Records from a dataset:
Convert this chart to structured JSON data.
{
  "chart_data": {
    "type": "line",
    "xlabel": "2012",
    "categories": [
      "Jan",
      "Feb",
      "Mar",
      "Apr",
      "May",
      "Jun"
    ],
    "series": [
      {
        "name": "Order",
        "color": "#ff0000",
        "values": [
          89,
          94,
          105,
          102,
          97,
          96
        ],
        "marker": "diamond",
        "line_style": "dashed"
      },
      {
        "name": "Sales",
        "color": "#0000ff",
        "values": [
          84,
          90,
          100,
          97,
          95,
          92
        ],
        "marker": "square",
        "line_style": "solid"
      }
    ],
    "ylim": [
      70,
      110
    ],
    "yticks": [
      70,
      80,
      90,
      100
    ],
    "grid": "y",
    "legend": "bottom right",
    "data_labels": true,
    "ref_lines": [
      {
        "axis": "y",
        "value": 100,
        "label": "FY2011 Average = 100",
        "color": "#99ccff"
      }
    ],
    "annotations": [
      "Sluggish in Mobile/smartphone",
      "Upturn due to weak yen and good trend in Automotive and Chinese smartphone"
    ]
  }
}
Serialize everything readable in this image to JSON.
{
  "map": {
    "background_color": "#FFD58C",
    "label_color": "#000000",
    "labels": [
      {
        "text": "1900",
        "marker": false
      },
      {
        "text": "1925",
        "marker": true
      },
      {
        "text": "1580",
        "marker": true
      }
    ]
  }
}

- [What the exercise asks]
Transcribe the data. Leave every line exactly as it is.

- [Solution to this exercise]
Convert this chart to structured JSON data.
{
  "chart_data": {
    "type": "line",
    "xlabel": "2012",
    "categories": [
      "Jan",
      "Feb",
      "Mar",
      "Apr",
      "May",
      "Jun"
    ],
    "series": [
      {
        "name": "Order",
        "color": "#ff0000",
        "values": [
          89,
          94,
          105,
          102,
          97,
          96
        ],
        "marker": "diamond",
        "line_style": "dashed"
      },
      {
        "name": "Sales",
        "color": "#0000ff",
        "values": [
          84,
          90,
          100,
          97,
          95,
          92
        ],
        "marker": "square",
        "line_style": "solid"
      }
    ],
    "ylim": [
      70,
      110
    ],
    "yticks": [
      70,
      80,
      90,
      100
    ],
    "grid": "y",
    "legend": "bottom right",
    "data_labels": true,
    "ref_lines": [
      {
        "axis": "y",
        "value": 100,
        "label": "FY2011 Average = 100",
        "color": "#99ccff"
      }
    ],
    "annotations": [
      "Sluggish in Mobile/smartphone",
      "Upturn due to weak yen and good trend in Automotive and Chinese smartphone"
    ]
  }
}
Serialize everything readable in this image to JSON.
{
  "map": {
    "background_color": "#FFD58C",
    "label_color": "#000000",
    "labels": [
      {
        "text": "1900",
        "marker": false
      },
      {
        "text": "1925",
        "marker": true
      },
      {
        "text": "1580",
        "marker": true
      }
    ]
  }
}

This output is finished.